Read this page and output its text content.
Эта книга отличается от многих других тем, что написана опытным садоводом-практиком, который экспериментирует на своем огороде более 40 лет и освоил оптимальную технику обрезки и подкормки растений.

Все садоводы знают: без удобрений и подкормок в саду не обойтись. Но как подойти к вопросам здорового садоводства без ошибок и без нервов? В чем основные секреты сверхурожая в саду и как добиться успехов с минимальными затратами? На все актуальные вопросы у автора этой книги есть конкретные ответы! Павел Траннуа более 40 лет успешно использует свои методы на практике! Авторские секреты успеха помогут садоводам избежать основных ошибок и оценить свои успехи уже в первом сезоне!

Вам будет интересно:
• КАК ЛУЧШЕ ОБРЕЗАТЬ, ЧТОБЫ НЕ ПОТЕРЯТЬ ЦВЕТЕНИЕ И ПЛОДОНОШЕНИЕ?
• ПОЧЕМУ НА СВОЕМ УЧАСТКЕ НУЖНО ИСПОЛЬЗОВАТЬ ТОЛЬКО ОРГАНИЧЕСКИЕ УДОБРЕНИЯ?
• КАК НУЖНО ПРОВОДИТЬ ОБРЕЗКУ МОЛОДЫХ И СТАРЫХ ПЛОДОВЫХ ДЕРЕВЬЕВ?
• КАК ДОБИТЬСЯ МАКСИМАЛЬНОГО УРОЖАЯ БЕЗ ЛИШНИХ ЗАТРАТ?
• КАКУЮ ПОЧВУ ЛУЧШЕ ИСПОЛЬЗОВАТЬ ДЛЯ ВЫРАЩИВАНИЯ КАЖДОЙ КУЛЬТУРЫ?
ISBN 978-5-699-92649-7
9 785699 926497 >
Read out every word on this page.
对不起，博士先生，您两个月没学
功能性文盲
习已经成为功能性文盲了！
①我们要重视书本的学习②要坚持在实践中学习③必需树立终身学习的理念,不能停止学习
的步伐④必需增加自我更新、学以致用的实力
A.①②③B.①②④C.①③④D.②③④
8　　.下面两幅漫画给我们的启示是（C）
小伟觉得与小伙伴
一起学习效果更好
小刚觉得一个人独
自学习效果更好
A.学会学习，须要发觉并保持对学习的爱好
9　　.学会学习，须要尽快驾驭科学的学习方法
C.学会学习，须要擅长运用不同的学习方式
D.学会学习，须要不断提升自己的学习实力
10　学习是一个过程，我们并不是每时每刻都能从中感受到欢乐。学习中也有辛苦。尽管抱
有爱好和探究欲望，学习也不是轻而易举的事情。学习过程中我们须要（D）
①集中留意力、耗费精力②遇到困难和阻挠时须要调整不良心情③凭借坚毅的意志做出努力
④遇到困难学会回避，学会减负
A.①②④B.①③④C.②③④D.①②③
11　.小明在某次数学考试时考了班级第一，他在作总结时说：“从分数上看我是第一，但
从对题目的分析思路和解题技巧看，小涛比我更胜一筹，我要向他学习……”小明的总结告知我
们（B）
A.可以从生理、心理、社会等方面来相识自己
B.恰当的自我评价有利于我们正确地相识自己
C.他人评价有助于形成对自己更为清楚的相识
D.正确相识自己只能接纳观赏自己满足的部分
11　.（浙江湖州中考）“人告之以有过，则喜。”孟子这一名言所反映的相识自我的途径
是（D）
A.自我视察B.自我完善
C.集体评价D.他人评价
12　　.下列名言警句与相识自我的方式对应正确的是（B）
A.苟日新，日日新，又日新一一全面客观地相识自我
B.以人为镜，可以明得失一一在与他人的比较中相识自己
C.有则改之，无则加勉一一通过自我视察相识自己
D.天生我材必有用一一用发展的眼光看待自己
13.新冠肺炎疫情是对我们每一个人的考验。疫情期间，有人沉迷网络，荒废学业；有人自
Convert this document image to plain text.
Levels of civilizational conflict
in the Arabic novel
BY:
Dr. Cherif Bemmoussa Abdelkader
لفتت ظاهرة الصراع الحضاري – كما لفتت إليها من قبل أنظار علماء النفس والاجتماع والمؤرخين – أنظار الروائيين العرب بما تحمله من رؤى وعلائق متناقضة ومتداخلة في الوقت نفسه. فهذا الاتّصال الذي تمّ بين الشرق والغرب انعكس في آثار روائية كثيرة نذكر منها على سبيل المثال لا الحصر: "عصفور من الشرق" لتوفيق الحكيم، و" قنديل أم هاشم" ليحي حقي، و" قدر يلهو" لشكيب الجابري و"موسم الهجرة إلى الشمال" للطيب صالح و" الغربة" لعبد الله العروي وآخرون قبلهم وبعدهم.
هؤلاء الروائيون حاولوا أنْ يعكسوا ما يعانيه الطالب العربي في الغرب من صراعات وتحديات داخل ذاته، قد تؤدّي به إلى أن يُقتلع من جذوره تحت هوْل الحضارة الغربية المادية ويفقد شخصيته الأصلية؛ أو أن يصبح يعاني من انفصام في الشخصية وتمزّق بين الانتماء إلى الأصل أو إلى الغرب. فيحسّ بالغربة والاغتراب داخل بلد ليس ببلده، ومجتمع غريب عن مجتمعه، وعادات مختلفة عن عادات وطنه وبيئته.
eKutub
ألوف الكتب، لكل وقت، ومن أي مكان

### WHAT IS EXPECTED
In the entries above, count each line that holds "НУЖНО". Give the total and nothing else.

### ANSWER FOR THE TASK
2